▶ [EXERCISE INSTRUCTIONS]:
Print each of the following items verbatim, reproducing every line without any change.

▶ [DATA SECTION]:
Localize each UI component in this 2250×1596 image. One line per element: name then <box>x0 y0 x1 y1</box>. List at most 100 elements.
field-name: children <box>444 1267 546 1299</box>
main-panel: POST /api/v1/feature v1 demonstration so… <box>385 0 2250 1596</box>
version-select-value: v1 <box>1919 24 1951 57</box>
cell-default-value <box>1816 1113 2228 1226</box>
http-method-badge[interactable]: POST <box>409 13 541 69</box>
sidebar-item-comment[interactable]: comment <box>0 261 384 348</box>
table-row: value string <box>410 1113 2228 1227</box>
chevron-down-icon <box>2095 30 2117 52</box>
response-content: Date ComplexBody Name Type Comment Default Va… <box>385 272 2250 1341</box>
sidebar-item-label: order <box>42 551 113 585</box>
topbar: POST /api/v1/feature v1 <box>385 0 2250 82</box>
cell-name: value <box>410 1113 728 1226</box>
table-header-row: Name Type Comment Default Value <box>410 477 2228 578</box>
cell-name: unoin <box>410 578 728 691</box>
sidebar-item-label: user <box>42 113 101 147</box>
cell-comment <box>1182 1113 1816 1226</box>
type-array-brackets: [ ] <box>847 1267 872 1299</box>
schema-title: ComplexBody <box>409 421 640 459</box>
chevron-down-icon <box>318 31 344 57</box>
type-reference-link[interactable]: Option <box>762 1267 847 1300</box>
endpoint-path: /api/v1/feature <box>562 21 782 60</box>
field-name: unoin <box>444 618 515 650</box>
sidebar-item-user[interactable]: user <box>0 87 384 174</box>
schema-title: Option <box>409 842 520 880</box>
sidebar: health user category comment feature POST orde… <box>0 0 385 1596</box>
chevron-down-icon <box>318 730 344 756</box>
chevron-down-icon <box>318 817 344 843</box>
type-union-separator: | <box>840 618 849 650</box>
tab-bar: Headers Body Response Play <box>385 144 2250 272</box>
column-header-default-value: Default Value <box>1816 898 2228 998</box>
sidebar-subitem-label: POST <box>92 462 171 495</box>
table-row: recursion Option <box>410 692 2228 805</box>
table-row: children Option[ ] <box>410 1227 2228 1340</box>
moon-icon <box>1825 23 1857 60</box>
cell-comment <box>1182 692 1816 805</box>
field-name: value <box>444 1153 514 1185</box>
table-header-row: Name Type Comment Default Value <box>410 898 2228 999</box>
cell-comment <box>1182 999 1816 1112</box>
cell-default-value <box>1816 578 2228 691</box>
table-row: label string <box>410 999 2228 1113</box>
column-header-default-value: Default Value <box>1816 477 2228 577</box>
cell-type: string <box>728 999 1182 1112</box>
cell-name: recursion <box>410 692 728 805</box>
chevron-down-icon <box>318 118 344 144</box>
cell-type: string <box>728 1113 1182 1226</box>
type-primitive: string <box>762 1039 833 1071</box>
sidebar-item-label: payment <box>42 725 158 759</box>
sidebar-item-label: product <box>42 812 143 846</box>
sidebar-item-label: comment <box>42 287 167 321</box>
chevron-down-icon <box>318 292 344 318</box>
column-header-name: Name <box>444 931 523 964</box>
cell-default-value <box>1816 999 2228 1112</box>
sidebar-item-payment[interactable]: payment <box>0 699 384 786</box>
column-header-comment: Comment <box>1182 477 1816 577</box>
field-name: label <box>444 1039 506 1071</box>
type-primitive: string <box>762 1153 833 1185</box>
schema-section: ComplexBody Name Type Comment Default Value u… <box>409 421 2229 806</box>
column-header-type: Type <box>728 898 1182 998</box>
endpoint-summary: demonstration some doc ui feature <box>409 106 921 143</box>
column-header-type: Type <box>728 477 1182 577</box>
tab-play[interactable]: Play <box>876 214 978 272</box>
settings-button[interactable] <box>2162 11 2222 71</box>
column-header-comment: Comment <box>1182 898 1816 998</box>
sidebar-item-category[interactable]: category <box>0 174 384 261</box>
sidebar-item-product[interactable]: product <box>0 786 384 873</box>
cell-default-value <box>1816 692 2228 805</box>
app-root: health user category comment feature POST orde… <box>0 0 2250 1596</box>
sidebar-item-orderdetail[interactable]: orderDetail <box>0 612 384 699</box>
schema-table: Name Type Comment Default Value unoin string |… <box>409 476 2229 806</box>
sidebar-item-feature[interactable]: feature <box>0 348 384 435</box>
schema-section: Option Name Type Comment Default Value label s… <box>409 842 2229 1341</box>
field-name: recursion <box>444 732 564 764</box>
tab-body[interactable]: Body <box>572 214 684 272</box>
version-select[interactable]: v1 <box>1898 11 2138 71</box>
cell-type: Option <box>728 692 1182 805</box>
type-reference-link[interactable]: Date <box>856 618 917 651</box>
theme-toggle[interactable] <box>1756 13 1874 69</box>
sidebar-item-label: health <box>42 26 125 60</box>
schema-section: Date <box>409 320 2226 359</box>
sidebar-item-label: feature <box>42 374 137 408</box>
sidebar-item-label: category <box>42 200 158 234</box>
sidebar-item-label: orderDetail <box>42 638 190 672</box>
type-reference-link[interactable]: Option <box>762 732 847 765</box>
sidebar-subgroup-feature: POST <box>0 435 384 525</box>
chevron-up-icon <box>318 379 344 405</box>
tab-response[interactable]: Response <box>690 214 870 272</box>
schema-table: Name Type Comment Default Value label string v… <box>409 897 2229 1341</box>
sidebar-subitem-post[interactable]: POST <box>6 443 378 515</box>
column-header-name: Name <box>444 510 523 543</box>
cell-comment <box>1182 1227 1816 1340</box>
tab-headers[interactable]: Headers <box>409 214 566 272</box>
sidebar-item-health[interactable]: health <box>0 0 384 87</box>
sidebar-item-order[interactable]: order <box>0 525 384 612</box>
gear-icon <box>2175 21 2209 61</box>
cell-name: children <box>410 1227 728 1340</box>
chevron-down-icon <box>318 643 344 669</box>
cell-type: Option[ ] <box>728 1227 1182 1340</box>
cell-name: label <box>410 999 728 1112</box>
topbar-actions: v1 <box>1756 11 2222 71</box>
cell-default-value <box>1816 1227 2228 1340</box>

▶ [RESPONSE TO THIS TASK]:
Localize each UI component in this 2250×1596 image. One line per element: name then <box>x0 y0 x1 y1</box>. List at most 100 elements.
field-name: children <box>444 1267 546 1299</box>
main-panel: POST /api/v1/feature v1 demonstration so… <box>385 0 2250 1596</box>
version-select-value: v1 <box>1919 24 1951 57</box>
cell-default-value <box>1816 1113 2228 1226</box>
http-method-badge[interactable]: POST <box>409 13 541 69</box>
sidebar-item-comment[interactable]: comment <box>0 261 384 348</box>
table-row: value string <box>410 1113 2228 1227</box>
chevron-down-icon <box>2095 30 2117 52</box>
response-content: Date ComplexBody Name Type Comment Default Va… <box>385 272 2250 1341</box>
sidebar-item-label: order <box>42 551 113 585</box>
topbar: POST /api/v1/feature v1 <box>385 0 2250 82</box>
cell-name: value <box>410 1113 728 1226</box>
table-header-row: Name Type Comment Default Value <box>410 477 2228 578</box>
cell-name: unoin <box>410 578 728 691</box>
sidebar-item-label: user <box>42 113 101 147</box>
cell-comment <box>1182 1113 1816 1226</box>
type-array-brackets: [ ] <box>847 1267 872 1299</box>
schema-title: ComplexBody <box>409 421 640 459</box>
chevron-down-icon <box>318 31 344 57</box>
type-reference-link[interactable]: Option <box>762 1267 847 1300</box>
endpoint-path: /api/v1/feature <box>562 21 782 60</box>
field-name: unoin <box>444 618 515 650</box>
sidebar-item-user[interactable]: user <box>0 87 384 174</box>
schema-title: Option <box>409 842 520 880</box>
sidebar: health user category comment feature POST orde… <box>0 0 385 1596</box>
chevron-down-icon <box>318 730 344 756</box>
chevron-down-icon <box>318 817 344 843</box>
type-union-separator: | <box>840 618 849 650</box>
tab-bar: Headers Body Response Play <box>385 144 2250 272</box>
column-header-default-value: Default Value <box>1816 898 2228 998</box>
sidebar-subitem-label: POST <box>92 462 171 495</box>
table-row: recursion Option <box>410 692 2228 805</box>
table-row: children Option[ ] <box>410 1227 2228 1340</box>
moon-icon <box>1825 23 1857 60</box>
cell-comment <box>1182 692 1816 805</box>
field-name: value <box>444 1153 514 1185</box>
table-header-row: Name Type Comment Default Value <box>410 898 2228 999</box>
cell-comment <box>1182 999 1816 1112</box>
cell-default-value <box>1816 578 2228 691</box>
table-row: label string <box>410 999 2228 1113</box>
column-header-default-value: Default Value <box>1816 477 2228 577</box>
cell-type: string <box>728 999 1182 1112</box>
cell-name: recursion <box>410 692 728 805</box>
chevron-down-icon <box>318 118 344 144</box>
cell-type: string <box>728 1113 1182 1226</box>
type-primitive: string <box>762 1039 833 1071</box>
sidebar-item-label: payment <box>42 725 158 759</box>
sidebar-item-label: product <box>42 812 143 846</box>
sidebar-item-label: comment <box>42 287 167 321</box>
chevron-down-icon <box>318 292 344 318</box>
column-header-name: Name <box>444 931 523 964</box>
cell-default-value <box>1816 999 2228 1112</box>
sidebar-item-payment[interactable]: payment <box>0 699 384 786</box>
column-header-comment: Comment <box>1182 477 1816 577</box>
field-name: label <box>444 1039 506 1071</box>
type-primitive: string <box>762 1153 833 1185</box>
schema-section: ComplexBody Name Type Comment Default Value u… <box>409 421 2229 806</box>
column-header-type: Type <box>728 898 1182 998</box>
endpoint-summary: demonstration some doc ui feature <box>409 106 921 143</box>
column-header-type: Type <box>728 477 1182 577</box>
tab-play[interactable]: Play <box>876 214 978 272</box>
settings-button[interactable] <box>2162 11 2222 71</box>
column-header-comment: Comment <box>1182 898 1816 998</box>
sidebar-item-category[interactable]: category <box>0 174 384 261</box>
sidebar-item-product[interactable]: product <box>0 786 384 873</box>
cell-default-value <box>1816 692 2228 805</box>
app-root: health user category comment feature POST orde… <box>0 0 2250 1596</box>
sidebar-item-orderdetail[interactable]: orderDetail <box>0 612 384 699</box>
schema-table: Name Type Comment Default Value unoin string |… <box>409 476 2229 806</box>
sidebar-item-feature[interactable]: feature <box>0 348 384 435</box>
schema-section: Option Name Type Comment Default Value label s… <box>409 842 2229 1341</box>
field-name: recursion <box>444 732 564 764</box>
tab-body[interactable]: Body <box>572 214 684 272</box>
version-select[interactable]: v1 <box>1898 11 2138 71</box>
cell-type: Option <box>728 692 1182 805</box>
type-reference-link[interactable]: Date <box>856 618 917 651</box>
theme-toggle[interactable] <box>1756 13 1874 69</box>
sidebar-item-label: health <box>42 26 125 60</box>
schema-section: Date <box>409 320 2226 359</box>
sidebar-item-label: feature <box>42 374 137 408</box>
sidebar-item-label: category <box>42 200 158 234</box>
sidebar-item-label: orderDetail <box>42 638 190 672</box>
type-reference-link[interactable]: Option <box>762 732 847 765</box>
sidebar-subgroup-feature: POST <box>0 435 384 525</box>
chevron-up-icon <box>318 379 344 405</box>
tab-response[interactable]: Response <box>690 214 870 272</box>
schema-table: Name Type Comment Default Value label string v… <box>409 897 2229 1341</box>
sidebar-subitem-post[interactable]: POST <box>6 443 378 515</box>
column-header-name: Name <box>444 510 523 543</box>
cell-comment <box>1182 1227 1816 1340</box>
tab-headers[interactable]: Headers <box>409 214 566 272</box>
sidebar-item-health[interactable]: health <box>0 0 384 87</box>
sidebar-item-order[interactable]: order <box>0 525 384 612</box>
gear-icon <box>2175 21 2209 61</box>
cell-name: children <box>410 1227 728 1340</box>
chevron-down-icon <box>318 643 344 669</box>
cell-type: Option[ ] <box>728 1227 1182 1340</box>
cell-name: label <box>410 999 728 1112</box>
topbar-actions: v1 <box>1756 11 2222 71</box>
cell-default-value <box>1816 1227 2228 1340</box>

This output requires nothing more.